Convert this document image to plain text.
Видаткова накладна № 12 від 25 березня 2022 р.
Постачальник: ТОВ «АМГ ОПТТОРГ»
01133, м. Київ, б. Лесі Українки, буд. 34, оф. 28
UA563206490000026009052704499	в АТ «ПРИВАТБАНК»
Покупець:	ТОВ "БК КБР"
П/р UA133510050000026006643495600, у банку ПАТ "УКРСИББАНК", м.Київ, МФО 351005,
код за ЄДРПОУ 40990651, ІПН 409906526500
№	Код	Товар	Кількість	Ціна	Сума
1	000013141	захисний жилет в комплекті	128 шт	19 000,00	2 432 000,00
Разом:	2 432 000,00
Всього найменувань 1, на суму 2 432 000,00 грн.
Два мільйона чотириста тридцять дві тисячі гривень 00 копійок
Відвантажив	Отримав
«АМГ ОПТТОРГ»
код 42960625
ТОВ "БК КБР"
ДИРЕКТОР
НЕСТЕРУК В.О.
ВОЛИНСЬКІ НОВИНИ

PROBLEM DETAILS: Return each line that includes "ОПТТОРГ".

COMPLETED TASK:
Постачальник: ТОВ «АМГ ОПТТОРГ»
«АМГ ОПТТОРГ»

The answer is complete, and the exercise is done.